[Records from a collection of figures]
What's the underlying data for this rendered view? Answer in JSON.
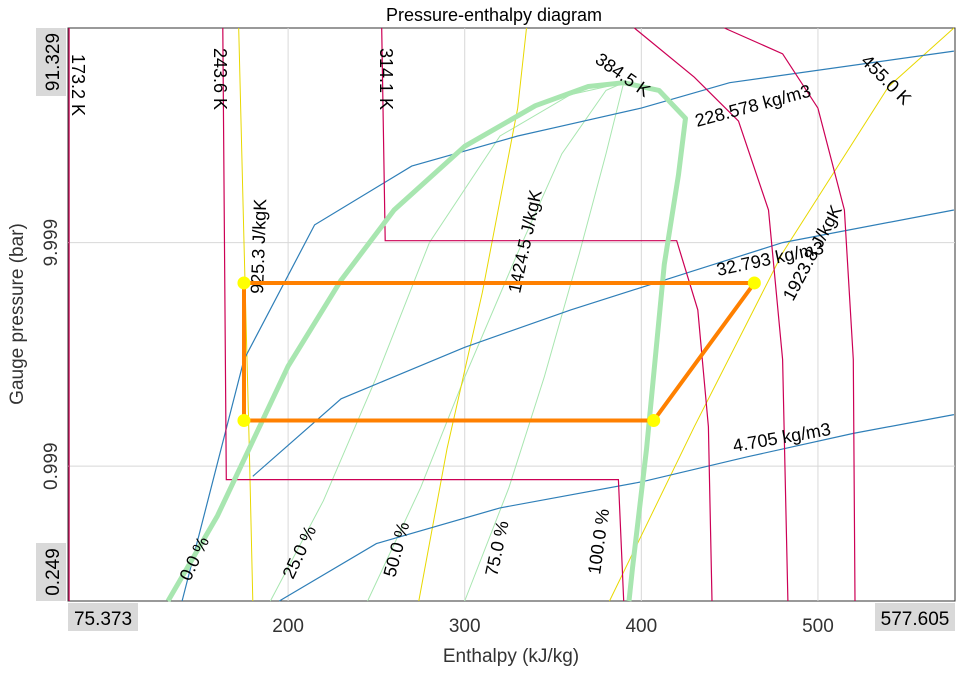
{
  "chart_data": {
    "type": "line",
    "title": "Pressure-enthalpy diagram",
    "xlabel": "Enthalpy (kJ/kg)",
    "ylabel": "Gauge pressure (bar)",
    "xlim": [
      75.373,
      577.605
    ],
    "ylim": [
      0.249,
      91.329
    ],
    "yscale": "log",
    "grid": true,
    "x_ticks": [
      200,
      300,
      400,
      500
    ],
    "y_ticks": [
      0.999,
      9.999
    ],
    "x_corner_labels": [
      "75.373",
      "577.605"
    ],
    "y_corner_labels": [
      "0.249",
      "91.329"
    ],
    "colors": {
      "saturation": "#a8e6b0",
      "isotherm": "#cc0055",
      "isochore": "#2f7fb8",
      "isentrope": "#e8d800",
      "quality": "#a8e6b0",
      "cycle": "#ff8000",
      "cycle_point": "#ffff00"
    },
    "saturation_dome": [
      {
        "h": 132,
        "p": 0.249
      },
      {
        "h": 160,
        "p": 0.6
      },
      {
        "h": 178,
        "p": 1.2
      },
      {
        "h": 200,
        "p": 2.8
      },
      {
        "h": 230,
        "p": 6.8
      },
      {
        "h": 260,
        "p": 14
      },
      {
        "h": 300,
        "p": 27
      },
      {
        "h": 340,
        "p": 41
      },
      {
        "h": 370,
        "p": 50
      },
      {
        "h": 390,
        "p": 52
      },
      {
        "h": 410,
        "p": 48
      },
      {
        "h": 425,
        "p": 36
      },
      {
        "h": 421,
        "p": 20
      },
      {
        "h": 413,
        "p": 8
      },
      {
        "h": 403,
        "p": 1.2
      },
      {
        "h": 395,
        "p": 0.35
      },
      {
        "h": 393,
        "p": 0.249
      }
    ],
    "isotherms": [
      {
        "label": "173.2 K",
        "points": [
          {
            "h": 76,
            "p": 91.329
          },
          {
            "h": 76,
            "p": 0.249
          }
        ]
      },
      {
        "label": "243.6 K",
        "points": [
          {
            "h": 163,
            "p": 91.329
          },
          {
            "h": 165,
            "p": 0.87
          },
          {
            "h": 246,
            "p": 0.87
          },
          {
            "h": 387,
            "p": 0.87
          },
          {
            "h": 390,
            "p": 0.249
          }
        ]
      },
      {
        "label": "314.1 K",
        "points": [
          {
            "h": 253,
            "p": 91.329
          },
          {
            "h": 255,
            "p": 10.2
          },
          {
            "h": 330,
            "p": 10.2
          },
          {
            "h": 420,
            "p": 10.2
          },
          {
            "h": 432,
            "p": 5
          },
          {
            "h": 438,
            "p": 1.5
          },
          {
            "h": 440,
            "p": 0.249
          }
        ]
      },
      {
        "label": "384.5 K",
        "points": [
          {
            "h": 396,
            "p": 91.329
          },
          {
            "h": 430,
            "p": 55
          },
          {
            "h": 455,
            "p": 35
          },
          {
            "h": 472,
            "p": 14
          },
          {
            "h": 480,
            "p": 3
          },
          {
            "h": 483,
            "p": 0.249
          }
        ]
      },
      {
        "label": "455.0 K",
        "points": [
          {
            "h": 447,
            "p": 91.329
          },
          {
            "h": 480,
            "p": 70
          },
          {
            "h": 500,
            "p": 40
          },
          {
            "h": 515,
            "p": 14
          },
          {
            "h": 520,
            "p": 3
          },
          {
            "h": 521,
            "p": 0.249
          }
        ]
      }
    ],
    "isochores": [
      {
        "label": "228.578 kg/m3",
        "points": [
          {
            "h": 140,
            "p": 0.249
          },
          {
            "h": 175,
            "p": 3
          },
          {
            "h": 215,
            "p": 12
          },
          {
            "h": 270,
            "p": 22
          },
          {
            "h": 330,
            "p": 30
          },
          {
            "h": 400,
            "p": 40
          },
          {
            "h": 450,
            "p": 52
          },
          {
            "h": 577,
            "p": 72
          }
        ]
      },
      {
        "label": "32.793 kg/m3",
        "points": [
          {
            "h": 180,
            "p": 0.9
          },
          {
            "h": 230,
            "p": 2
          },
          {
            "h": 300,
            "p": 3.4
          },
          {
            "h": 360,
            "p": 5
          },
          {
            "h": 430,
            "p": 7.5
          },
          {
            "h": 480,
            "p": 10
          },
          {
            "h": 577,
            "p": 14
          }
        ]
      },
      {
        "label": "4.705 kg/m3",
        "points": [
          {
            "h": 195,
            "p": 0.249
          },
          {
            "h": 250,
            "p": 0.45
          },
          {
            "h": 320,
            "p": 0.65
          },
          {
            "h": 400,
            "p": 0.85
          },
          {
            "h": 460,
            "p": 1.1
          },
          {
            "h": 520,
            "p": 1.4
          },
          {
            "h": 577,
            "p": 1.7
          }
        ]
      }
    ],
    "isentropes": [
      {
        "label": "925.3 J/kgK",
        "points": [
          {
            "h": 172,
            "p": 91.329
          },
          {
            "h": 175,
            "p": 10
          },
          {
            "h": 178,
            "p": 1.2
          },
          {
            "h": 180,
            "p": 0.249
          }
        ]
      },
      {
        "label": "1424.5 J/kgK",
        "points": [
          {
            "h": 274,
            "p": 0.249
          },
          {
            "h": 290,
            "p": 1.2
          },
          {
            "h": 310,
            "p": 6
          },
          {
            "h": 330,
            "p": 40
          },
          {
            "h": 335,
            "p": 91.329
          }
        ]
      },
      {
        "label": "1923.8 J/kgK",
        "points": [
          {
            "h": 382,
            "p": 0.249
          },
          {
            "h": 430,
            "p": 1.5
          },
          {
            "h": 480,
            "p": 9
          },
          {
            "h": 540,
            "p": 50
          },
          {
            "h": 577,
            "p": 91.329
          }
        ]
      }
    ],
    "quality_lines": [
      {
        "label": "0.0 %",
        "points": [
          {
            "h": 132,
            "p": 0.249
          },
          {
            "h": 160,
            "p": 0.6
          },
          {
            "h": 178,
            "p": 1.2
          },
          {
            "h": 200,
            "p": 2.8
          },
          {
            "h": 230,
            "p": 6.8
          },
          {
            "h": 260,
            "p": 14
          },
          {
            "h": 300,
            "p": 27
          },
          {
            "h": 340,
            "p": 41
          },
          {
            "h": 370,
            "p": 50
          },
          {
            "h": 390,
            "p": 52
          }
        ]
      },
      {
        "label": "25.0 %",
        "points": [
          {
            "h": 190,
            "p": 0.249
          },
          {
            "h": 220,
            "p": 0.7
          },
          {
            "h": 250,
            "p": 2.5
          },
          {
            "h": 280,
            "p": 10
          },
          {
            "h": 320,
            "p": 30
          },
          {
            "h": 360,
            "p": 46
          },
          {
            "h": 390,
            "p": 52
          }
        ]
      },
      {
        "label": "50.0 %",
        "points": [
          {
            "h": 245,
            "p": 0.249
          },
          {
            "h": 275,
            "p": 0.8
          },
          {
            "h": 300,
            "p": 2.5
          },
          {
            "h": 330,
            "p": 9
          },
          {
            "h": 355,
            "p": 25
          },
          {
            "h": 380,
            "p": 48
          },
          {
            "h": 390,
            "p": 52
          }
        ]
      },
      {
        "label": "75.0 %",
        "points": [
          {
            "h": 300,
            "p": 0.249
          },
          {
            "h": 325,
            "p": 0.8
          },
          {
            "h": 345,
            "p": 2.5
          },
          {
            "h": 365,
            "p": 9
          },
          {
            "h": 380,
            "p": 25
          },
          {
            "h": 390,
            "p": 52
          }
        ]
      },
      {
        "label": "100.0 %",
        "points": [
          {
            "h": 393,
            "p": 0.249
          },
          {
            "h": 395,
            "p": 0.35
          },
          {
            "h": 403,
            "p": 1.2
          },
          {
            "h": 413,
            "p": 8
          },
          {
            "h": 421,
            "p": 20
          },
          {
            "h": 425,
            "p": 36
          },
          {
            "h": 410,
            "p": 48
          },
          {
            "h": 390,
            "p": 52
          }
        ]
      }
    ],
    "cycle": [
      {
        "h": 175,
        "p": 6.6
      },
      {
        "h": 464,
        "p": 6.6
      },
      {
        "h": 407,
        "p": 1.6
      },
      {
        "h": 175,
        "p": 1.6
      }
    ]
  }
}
---
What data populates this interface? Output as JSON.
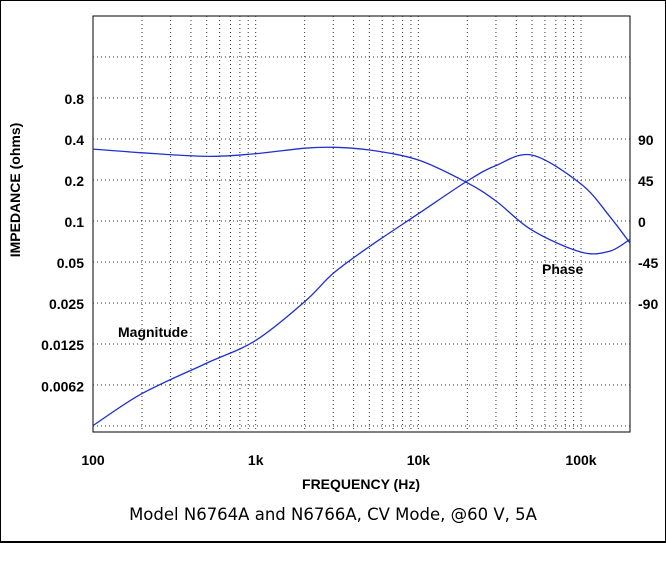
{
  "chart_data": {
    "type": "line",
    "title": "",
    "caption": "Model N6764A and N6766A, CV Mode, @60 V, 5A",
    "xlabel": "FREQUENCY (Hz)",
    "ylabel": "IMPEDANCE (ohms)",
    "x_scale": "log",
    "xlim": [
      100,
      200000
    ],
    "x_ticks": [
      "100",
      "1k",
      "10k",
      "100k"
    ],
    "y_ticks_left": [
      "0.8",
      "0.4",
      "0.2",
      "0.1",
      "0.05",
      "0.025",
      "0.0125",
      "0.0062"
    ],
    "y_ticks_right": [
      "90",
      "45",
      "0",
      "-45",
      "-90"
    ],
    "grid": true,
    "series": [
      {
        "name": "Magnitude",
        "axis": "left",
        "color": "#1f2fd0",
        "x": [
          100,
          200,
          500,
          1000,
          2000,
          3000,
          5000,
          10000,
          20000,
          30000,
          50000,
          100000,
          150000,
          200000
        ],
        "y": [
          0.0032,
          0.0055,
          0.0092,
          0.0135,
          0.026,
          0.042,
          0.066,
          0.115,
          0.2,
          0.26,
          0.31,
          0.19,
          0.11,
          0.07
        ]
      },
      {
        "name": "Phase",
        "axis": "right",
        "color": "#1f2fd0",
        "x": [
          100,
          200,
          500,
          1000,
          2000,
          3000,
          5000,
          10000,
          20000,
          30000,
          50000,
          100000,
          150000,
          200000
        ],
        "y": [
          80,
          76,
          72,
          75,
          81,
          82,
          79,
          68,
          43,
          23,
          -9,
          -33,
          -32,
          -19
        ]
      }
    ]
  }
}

■ Your task ■
Copy out each line in the listing that has the word "xlabel".

■ Task response ■
    "xlabel": "Enthalpy (kJ/kg)",
    "xlabel": "FREQUENCY (Hz)",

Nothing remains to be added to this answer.